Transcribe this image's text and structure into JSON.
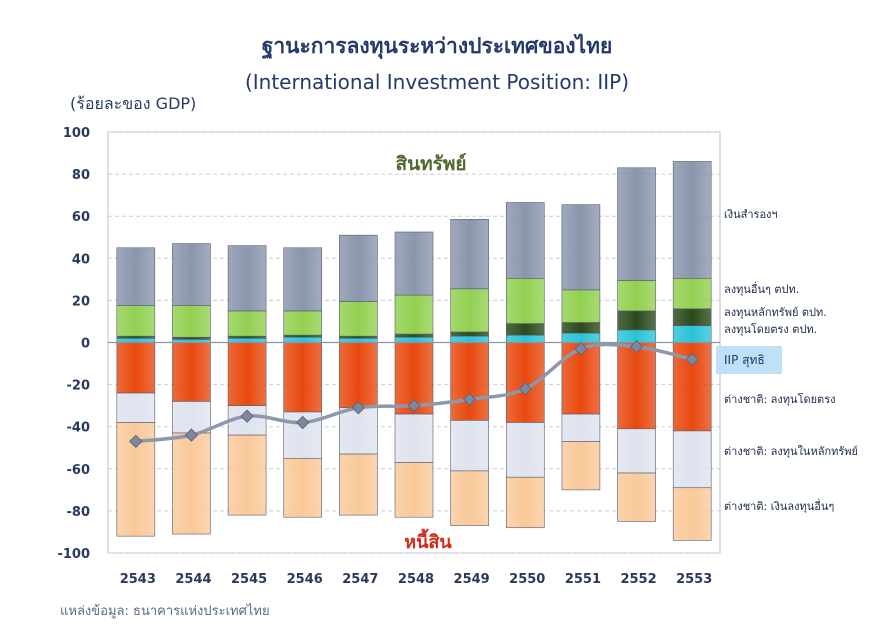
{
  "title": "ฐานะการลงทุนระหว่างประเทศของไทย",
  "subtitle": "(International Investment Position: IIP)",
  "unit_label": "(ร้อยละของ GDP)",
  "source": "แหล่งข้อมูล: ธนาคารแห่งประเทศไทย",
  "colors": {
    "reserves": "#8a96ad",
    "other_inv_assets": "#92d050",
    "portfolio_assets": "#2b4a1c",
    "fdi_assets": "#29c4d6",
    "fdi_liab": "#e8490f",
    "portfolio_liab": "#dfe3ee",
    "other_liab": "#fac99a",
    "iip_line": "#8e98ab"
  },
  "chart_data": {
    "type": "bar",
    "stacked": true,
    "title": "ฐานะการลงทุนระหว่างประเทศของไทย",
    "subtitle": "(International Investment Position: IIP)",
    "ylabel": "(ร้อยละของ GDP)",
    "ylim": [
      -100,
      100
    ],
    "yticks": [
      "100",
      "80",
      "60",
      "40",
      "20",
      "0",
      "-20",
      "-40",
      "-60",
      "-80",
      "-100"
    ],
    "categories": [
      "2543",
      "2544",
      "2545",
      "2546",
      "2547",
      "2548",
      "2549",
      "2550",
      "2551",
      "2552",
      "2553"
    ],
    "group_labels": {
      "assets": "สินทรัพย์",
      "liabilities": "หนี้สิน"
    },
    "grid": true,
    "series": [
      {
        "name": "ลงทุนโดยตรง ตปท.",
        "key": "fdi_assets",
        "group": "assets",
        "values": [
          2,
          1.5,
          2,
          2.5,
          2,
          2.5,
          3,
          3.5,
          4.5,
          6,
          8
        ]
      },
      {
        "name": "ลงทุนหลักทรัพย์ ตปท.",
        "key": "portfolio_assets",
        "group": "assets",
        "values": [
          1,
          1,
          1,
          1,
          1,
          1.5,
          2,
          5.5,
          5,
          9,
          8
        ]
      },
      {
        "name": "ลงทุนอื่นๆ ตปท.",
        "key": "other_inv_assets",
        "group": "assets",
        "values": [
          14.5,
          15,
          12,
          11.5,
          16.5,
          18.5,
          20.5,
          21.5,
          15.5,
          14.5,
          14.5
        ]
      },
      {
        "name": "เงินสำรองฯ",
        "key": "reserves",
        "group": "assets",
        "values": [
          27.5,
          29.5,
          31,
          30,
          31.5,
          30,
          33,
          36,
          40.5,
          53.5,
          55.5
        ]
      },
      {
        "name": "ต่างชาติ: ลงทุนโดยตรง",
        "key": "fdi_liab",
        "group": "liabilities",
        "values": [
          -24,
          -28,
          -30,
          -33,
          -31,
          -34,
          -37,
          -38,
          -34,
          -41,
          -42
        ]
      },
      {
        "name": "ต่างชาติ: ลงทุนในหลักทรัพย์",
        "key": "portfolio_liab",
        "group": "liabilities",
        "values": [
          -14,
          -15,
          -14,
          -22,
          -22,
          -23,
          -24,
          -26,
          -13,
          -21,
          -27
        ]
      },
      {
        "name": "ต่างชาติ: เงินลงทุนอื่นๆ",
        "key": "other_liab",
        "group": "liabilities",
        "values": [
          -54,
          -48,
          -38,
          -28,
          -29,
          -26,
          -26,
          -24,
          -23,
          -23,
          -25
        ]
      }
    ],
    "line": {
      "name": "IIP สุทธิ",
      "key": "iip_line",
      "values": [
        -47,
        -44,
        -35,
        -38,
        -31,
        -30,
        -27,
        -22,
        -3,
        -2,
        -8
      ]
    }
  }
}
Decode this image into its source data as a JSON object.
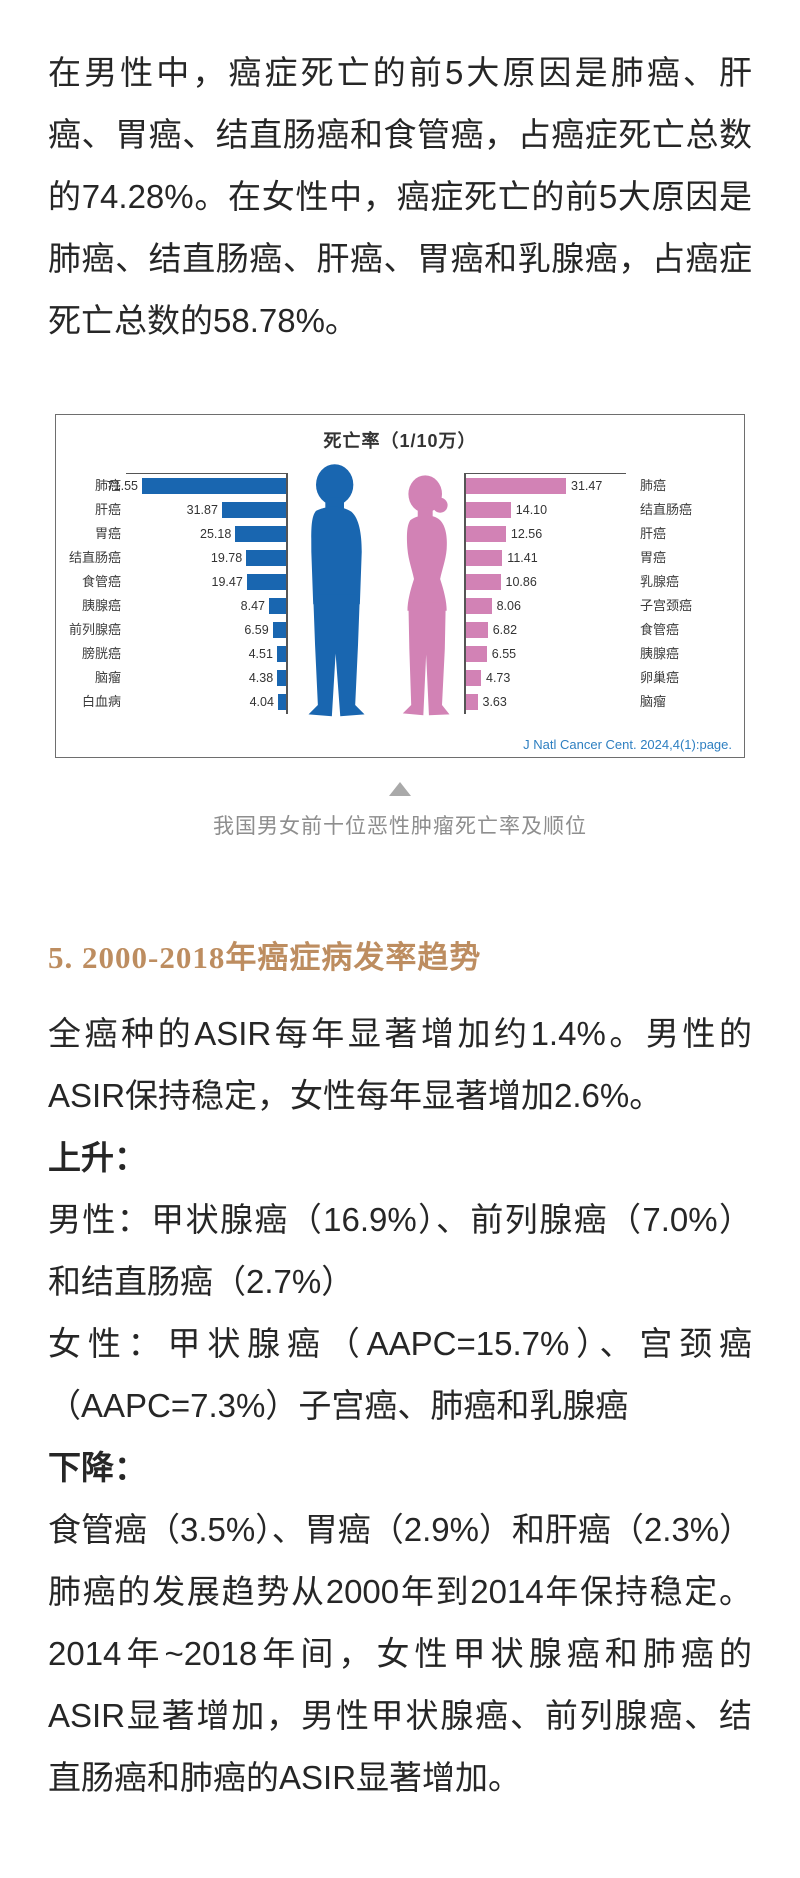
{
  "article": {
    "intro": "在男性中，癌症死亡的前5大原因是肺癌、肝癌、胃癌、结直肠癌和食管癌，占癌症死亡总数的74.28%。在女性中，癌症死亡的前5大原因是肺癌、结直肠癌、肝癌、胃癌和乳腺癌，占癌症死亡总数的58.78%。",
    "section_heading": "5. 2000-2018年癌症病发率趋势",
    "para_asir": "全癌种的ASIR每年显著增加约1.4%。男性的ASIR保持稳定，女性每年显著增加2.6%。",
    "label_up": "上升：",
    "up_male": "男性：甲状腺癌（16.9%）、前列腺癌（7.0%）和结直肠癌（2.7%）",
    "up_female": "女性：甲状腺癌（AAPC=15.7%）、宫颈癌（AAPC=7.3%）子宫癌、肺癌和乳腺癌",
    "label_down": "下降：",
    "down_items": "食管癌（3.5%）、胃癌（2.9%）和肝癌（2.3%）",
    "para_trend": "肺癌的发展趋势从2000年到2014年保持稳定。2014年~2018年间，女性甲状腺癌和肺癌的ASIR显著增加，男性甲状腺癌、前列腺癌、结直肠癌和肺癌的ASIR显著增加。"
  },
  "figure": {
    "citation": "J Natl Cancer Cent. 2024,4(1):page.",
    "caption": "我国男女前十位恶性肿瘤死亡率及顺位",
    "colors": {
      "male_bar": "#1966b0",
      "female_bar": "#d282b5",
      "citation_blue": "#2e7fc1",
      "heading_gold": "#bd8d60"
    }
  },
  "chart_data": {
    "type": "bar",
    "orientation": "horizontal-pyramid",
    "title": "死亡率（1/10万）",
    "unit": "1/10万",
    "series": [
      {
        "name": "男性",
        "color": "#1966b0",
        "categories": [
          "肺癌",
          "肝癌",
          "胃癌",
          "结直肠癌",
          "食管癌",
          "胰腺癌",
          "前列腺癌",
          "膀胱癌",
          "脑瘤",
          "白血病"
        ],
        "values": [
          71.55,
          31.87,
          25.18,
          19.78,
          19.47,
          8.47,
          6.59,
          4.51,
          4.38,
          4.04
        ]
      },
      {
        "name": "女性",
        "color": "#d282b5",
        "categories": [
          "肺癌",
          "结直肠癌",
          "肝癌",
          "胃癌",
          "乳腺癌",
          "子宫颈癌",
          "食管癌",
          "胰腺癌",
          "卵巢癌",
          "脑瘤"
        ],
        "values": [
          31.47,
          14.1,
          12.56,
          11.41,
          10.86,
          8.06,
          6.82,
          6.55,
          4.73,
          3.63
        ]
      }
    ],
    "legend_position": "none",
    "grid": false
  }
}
==
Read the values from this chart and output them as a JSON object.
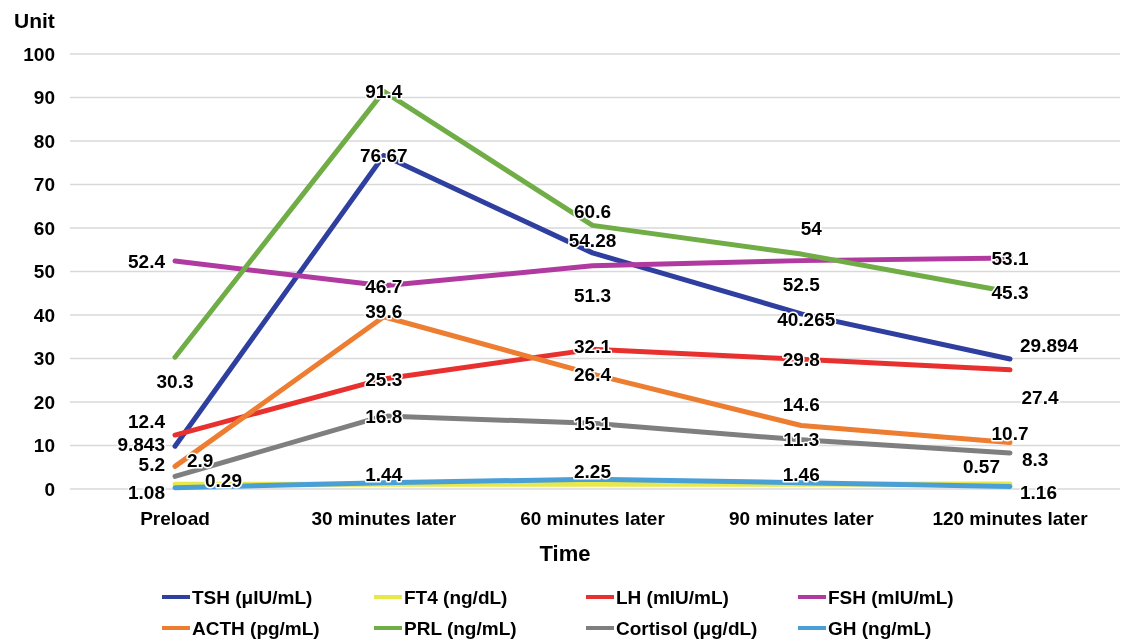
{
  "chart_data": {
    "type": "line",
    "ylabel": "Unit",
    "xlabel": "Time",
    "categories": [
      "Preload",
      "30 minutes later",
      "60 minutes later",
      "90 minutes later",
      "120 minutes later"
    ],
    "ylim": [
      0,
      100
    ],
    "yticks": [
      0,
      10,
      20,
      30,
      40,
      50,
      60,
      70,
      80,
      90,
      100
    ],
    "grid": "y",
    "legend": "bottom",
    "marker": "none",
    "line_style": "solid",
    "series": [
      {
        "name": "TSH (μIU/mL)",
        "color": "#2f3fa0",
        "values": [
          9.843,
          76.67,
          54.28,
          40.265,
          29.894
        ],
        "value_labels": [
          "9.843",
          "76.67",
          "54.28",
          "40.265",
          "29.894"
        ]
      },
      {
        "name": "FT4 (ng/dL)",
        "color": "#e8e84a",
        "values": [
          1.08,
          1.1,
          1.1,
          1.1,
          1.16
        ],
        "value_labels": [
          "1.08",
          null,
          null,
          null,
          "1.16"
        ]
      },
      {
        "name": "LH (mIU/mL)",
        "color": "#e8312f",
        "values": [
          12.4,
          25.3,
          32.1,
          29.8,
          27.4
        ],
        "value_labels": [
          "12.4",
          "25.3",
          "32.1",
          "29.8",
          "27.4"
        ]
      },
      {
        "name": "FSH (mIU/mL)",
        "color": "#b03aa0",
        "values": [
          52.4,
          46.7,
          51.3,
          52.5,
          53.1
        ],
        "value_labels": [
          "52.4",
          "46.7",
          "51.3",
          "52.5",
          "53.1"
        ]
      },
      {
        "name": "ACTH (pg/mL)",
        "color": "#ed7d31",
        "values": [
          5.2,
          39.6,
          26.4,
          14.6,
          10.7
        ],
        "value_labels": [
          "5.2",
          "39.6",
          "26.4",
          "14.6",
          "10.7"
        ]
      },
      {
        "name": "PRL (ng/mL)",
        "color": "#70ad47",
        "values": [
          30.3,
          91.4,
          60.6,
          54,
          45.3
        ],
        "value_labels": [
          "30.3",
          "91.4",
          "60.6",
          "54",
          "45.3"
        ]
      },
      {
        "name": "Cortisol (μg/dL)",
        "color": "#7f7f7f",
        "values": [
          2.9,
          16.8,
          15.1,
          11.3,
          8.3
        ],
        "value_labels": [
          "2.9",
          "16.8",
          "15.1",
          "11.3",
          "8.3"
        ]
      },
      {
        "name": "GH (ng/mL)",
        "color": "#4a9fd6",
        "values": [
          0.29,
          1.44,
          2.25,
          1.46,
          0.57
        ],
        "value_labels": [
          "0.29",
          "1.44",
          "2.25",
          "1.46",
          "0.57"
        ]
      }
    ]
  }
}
==
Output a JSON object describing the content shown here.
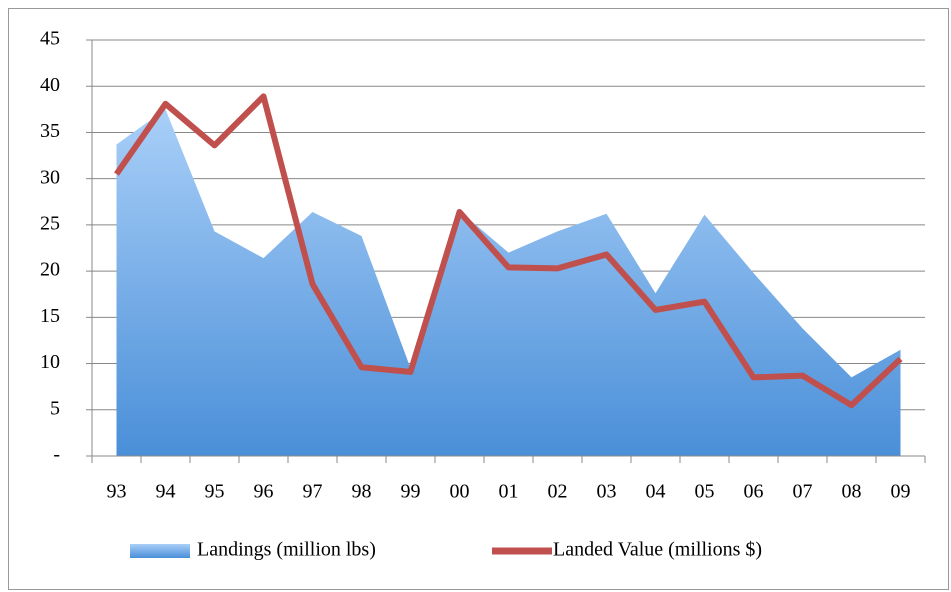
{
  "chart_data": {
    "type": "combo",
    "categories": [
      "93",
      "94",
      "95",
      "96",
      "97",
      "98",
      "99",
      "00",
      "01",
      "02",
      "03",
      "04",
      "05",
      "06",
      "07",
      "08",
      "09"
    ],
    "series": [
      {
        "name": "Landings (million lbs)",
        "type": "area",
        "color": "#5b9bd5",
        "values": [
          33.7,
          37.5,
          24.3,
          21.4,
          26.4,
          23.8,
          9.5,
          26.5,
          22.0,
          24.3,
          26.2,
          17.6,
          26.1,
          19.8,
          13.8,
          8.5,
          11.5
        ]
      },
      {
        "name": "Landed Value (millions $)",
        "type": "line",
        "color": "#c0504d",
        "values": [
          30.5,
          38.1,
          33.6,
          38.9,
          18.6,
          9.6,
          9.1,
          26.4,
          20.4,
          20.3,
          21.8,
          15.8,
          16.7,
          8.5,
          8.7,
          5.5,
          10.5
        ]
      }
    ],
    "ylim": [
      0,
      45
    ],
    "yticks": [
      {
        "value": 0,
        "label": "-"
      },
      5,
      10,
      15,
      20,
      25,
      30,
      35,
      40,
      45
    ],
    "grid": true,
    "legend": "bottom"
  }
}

> [Short exercise]: Search the records for the word "างประเทศของไทย", then list every line that has it.

> [Result for this exercise]:
  "title": "ฐานะการลงทุนระหว่างประเทศของไทย",
    "title": "ฐานะการลงทุนระหว่างประเทศของไทย",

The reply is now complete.